OBJECTIVE:
Look through the data below and return each line where "September" appears.
═══ EXERCISE INPUT ═══
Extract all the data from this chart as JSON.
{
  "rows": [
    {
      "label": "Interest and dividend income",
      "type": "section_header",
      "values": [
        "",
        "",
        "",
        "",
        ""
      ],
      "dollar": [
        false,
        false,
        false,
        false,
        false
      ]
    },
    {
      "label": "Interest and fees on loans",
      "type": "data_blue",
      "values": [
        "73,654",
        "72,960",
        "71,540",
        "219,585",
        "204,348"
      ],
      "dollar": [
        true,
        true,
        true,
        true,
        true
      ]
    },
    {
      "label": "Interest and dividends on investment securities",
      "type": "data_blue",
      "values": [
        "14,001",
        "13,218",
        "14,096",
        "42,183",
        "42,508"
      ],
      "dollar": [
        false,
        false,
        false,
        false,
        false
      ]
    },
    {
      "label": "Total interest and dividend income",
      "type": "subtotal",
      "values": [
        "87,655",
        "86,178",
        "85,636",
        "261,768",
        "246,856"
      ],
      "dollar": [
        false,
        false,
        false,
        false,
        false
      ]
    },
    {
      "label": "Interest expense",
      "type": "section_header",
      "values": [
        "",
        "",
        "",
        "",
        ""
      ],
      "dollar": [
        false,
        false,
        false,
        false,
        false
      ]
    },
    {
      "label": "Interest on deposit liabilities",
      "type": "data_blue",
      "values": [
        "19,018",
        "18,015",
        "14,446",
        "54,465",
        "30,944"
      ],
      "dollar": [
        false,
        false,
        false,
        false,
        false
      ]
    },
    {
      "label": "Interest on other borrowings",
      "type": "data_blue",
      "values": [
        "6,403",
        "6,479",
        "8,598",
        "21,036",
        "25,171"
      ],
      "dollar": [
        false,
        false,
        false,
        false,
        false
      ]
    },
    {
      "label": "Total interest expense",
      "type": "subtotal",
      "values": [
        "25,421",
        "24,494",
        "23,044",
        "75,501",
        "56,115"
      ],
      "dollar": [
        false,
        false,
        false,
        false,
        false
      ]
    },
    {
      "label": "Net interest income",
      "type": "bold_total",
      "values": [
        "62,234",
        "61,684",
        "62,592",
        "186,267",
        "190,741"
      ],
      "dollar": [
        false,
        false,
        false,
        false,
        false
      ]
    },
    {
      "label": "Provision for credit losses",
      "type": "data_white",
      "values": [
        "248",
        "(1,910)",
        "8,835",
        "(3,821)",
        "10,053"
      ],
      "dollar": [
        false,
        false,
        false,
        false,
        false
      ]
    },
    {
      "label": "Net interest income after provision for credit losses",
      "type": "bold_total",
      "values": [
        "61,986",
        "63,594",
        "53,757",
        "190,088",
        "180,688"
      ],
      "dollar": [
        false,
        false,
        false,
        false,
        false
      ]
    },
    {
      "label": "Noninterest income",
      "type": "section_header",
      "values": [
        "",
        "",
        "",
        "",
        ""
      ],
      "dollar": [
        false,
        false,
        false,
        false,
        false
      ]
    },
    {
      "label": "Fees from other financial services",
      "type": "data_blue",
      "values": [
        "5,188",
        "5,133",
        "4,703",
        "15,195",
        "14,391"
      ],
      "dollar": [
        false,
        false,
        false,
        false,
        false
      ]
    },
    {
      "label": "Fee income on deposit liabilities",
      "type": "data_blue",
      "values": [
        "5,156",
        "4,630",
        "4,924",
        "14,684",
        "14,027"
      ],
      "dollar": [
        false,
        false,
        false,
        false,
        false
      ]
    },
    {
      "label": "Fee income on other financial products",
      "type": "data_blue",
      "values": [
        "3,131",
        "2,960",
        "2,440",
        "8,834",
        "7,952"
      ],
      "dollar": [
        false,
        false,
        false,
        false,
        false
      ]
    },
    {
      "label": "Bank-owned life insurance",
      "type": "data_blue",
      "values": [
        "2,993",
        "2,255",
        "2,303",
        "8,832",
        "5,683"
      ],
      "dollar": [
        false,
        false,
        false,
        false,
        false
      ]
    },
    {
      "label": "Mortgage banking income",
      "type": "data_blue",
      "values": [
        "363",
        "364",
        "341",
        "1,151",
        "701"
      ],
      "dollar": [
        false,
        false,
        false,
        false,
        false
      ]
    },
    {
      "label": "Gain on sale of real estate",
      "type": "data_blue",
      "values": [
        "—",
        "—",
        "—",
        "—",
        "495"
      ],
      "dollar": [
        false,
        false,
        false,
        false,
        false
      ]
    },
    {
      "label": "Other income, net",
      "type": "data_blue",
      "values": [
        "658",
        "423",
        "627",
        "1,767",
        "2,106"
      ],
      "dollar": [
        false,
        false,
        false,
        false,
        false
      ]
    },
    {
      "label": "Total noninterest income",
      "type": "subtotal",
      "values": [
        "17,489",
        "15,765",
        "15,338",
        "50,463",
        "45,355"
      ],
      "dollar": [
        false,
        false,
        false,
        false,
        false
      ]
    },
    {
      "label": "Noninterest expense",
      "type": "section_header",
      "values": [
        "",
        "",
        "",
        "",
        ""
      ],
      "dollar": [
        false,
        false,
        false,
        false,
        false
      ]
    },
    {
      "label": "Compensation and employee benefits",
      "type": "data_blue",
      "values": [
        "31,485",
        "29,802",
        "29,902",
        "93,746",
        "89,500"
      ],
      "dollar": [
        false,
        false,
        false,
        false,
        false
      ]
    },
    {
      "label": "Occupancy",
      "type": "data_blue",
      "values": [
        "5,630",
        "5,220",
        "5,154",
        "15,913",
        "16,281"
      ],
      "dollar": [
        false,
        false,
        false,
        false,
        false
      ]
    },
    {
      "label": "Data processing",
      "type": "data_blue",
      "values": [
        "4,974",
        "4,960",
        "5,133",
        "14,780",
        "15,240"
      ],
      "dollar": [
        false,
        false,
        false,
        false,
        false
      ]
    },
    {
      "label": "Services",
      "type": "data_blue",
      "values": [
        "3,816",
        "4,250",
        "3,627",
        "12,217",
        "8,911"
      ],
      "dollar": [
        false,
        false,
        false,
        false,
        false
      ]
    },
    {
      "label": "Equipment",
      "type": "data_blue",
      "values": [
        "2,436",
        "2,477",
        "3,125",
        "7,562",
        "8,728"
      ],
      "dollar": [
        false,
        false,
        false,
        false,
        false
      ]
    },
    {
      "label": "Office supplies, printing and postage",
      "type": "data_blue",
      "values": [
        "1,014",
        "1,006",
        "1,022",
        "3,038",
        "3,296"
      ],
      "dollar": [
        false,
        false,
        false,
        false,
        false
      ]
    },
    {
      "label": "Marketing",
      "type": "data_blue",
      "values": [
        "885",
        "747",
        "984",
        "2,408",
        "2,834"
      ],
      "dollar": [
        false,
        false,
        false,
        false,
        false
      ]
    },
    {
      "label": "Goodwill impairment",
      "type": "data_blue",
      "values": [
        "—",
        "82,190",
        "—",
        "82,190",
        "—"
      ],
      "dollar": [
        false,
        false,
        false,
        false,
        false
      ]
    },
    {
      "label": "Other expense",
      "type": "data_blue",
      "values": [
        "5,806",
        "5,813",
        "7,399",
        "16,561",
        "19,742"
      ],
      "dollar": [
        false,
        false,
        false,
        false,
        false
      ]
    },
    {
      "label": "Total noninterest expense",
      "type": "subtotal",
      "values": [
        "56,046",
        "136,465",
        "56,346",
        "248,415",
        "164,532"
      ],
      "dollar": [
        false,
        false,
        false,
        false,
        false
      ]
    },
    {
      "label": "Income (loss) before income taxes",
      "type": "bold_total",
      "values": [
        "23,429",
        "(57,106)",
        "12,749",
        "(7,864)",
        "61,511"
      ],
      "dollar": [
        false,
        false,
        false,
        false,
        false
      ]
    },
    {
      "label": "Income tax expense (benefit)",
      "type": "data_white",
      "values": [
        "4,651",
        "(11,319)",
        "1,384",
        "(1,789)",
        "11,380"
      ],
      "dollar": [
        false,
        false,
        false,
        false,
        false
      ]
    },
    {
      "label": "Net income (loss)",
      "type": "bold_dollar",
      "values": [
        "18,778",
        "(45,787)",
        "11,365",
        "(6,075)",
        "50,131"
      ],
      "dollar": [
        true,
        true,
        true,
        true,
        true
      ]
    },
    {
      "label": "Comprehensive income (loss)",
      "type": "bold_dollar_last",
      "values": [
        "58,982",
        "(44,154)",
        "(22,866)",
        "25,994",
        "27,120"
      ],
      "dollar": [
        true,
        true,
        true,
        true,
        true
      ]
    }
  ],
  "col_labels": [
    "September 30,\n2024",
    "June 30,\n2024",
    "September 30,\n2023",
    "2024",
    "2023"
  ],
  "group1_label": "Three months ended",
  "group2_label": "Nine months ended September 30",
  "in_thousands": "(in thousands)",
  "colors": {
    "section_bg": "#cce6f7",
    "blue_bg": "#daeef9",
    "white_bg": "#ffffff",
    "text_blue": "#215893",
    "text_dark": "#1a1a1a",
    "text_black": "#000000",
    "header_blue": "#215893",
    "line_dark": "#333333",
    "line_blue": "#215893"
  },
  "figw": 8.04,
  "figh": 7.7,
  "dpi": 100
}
═══
═══ EXERCISE INPUT ═══
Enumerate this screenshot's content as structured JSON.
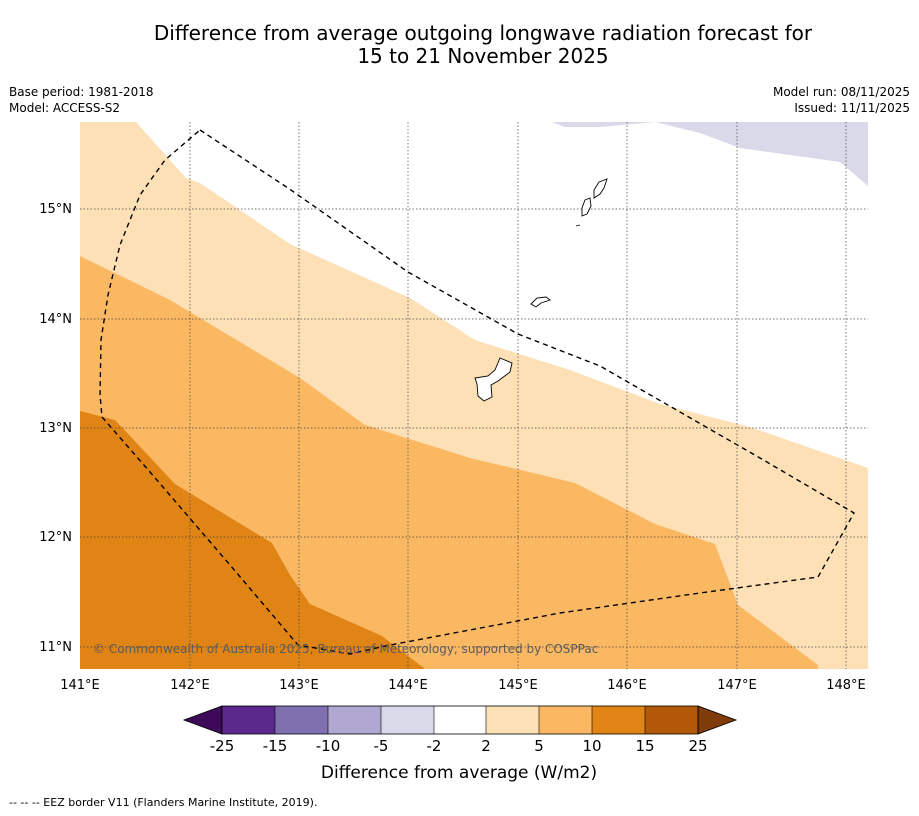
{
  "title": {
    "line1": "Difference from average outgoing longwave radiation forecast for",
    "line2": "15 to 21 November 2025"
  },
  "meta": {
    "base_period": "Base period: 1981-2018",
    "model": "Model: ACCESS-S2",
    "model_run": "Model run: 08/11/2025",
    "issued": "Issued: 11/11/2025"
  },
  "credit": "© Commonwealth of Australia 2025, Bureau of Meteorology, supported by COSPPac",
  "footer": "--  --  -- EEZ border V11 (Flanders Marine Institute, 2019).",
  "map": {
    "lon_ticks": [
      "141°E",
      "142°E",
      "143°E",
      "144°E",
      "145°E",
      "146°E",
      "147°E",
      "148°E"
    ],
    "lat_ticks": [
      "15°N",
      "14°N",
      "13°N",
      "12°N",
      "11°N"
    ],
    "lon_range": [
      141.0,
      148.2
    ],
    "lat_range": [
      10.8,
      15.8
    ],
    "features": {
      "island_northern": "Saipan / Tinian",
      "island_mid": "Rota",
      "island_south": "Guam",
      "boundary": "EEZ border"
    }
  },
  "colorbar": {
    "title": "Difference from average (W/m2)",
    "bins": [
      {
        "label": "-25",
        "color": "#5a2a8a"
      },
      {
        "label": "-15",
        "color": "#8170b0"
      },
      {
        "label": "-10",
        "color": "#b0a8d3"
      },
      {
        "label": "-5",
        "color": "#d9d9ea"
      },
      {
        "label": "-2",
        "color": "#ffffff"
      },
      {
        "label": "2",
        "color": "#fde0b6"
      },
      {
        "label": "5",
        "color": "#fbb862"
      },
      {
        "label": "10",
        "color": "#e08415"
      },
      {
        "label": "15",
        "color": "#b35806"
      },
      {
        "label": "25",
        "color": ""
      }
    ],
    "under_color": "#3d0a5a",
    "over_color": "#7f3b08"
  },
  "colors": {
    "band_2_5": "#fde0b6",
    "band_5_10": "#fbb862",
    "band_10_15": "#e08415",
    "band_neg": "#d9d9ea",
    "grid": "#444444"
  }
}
═══
ANSWER IN FULL:
    "September 30,\n2024",
    "September 30,\n2023",
  "group2_label": "Nine months ended September 30",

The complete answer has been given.